#### [주어진 요청 1]
항목의 처음부터 "median-bar — [198, 349, 251, 360]" 문구가 들어 있는 줄까지의 구간을 그대로 다시 입력하십시오. 양 끝 줄도 포함합니다.

-------------------------

[운영체제] Lock-based Concurrent Data Structures

전윤혁·2024년 12월 20일

OS

목록 보기

15/18

이전 글에서 Lock에 대해 상당히 자세히 알아봤다. 이번 글에서는 실제로 Lock을 Linked List, Queue, Hash Table 등의 자료 구조에 적용하여 thread-safe하게 만드는 방법을 알아볼 것이다. 그 과정에서 Correctness와 Performance를 모두 고려해보자.

1. Concurrent Counters

가장 먼저 Counter, 즉 단순히 공유 자원의 값을 올리거나 내리는 작업의 동시성을 생각해보자.

1) Concurrent Counters without Locks

typedef struct __counter_t {
	int value;
} counter_t;

void init(counter_t *c) {
	c->value = 0;
}

void increment(counter_t *c) {
	c->value++;
}

void decrement(counter_t *c) {
	c->value--;
}

int get(counter_t *c) {
	return c->value;
}

위는 Lock이 구현되지 않은 Counter 코드이다. 이렇게 작성될 경우 value의 값을 올리거나 내리는 과정에서 Race Condition이 발생할 수 있다.

2) Concurrent Counters with Locks

이번에는 단순히 Single Lock을 통해 Lock을 구현한 예시이다.

-------------------------

#### [주어진 요청 2]
발췌문에 따르면, Lock이 구현되지 않은 Counter 코드에서 value 값을 올리거나 내리는 과정에서 무엇이 발생할 수 있습니까?

-------------------------

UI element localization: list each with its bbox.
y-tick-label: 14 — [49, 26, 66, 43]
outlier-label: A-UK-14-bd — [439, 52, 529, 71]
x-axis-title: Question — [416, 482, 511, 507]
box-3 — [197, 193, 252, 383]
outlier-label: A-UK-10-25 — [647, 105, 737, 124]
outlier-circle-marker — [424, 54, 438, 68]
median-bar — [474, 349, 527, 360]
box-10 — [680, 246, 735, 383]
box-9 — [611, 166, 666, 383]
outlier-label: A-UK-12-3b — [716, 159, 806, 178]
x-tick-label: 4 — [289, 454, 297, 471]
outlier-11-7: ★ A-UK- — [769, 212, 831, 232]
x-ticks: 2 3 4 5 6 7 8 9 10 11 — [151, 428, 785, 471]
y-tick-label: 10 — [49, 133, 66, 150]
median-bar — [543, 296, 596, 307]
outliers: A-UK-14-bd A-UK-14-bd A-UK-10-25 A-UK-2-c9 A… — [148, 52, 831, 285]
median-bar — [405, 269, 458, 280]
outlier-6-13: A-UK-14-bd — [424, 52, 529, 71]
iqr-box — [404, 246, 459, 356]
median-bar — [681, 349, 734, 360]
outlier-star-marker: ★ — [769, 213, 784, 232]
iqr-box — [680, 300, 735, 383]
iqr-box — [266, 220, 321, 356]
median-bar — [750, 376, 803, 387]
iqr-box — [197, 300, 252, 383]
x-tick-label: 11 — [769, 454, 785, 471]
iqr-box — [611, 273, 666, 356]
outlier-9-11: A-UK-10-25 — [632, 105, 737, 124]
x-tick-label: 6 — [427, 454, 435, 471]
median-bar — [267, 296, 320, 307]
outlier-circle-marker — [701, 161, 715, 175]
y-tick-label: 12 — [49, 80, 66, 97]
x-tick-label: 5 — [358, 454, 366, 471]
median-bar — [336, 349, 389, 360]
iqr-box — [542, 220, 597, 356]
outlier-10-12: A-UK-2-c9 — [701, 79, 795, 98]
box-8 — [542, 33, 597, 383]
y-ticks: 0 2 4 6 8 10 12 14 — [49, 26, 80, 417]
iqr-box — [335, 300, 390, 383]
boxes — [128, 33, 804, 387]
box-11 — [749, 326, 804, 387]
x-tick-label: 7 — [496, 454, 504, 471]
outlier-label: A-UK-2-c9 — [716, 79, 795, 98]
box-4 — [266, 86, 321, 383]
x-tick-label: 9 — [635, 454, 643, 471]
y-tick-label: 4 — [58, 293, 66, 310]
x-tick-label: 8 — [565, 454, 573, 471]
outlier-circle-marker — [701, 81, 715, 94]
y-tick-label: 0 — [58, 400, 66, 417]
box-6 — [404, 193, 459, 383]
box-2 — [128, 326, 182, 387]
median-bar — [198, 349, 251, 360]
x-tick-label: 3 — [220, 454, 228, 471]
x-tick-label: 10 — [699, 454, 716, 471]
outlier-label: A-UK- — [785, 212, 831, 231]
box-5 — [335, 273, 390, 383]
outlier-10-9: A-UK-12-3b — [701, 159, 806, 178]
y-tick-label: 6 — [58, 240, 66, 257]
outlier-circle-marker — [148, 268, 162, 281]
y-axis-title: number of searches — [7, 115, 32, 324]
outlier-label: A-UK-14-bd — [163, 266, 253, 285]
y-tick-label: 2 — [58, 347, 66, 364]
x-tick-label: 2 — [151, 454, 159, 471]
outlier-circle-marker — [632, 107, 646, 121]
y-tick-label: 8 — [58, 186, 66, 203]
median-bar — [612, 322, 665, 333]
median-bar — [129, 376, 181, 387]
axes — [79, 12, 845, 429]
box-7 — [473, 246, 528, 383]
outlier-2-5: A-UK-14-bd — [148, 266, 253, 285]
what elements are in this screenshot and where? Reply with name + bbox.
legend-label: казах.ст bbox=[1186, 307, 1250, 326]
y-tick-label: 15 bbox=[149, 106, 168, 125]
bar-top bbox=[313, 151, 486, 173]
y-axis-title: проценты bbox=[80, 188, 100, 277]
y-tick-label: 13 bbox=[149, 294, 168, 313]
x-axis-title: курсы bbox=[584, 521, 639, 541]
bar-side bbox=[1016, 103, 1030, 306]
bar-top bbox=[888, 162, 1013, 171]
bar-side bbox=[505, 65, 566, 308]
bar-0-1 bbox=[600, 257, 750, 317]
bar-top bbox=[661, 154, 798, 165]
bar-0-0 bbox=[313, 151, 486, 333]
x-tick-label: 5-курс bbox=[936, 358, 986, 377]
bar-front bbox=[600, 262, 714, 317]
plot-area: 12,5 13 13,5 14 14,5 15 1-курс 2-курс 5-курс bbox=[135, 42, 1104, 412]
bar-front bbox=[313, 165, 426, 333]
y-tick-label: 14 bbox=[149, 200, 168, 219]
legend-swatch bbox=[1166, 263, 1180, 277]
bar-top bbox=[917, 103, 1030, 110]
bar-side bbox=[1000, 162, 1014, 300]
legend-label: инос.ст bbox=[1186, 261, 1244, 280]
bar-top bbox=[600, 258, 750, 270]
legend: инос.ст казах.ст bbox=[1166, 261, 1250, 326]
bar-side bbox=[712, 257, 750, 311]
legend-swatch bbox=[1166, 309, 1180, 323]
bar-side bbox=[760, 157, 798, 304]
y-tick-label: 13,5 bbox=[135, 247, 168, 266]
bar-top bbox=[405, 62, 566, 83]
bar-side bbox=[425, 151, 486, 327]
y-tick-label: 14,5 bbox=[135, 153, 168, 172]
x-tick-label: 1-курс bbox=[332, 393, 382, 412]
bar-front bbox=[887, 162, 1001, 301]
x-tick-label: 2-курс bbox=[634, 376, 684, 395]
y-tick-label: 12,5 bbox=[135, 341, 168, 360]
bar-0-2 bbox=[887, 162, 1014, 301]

-------------------------

#### [완성된 응답 1]
UI element localization: list each with its bbox.
y-tick-label: 14 — [49, 26, 66, 43]
outlier-label: A-UK-14-bd — [439, 52, 529, 71]
x-axis-title: Question — [416, 482, 511, 507]
box-3 — [197, 193, 252, 383]
outlier-label: A-UK-10-25 — [647, 105, 737, 124]
outlier-circle-marker — [424, 54, 438, 68]
median-bar — [474, 349, 527, 360]
box-10 — [680, 246, 735, 383]
box-9 — [611, 166, 666, 383]
outlier-label: A-UK-12-3b — [716, 159, 806, 178]
x-tick-label: 4 — [289, 454, 297, 471]
outlier-11-7: ★ A-UK- — [769, 212, 831, 232]
x-ticks: 2 3 4 5 6 7 8 9 10 11 — [151, 428, 785, 471]
y-tick-label: 10 — [49, 133, 66, 150]
median-bar — [543, 296, 596, 307]
outliers: A-UK-14-bd A-UK-14-bd A-UK-10-25 A-UK-2-c9 A… — [148, 52, 831, 285]
median-bar — [405, 269, 458, 280]
outlier-6-13: A-UK-14-bd — [424, 52, 529, 71]
iqr-box — [404, 246, 459, 356]
median-bar — [681, 349, 734, 360]
outlier-star-marker: ★ — [769, 213, 784, 232]
iqr-box — [680, 300, 735, 383]
iqr-box — [266, 220, 321, 356]
median-bar — [750, 376, 803, 387]
iqr-box — [197, 300, 252, 383]
x-tick-label: 11 — [769, 454, 785, 471]
iqr-box — [611, 273, 666, 356]
outlier-9-11: A-UK-10-25 — [632, 105, 737, 124]
x-tick-label: 6 — [427, 454, 435, 471]
median-bar — [267, 296, 320, 307]
outlier-circle-marker — [701, 161, 715, 175]
y-tick-label: 12 — [49, 80, 66, 97]
x-tick-label: 5 — [358, 454, 366, 471]
median-bar — [336, 349, 389, 360]
iqr-box — [542, 220, 597, 356]
outlier-10-12: A-UK-2-c9 — [701, 79, 795, 98]
box-8 — [542, 33, 597, 383]
y-ticks: 0 2 4 6 8 10 12 14 — [49, 26, 80, 417]
iqr-box — [335, 300, 390, 383]
boxes — [128, 33, 804, 387]
box-11 — [749, 326, 804, 387]
x-tick-label: 7 — [496, 454, 504, 471]
outlier-label: A-UK-2-c9 — [716, 79, 795, 98]
box-4 — [266, 86, 321, 383]
x-tick-label: 9 — [635, 454, 643, 471]
y-tick-label: 4 — [58, 293, 66, 310]
x-tick-label: 8 — [565, 454, 573, 471]
outlier-circle-marker — [701, 81, 715, 94]
y-tick-label: 0 — [58, 400, 66, 417]
box-6 — [404, 193, 459, 383]
box-2 — [128, 326, 182, 387]
median-bar — [198, 349, 251, 360]

#### [완성된 응답 2]
Race Condition이 발생할 수 있습니다.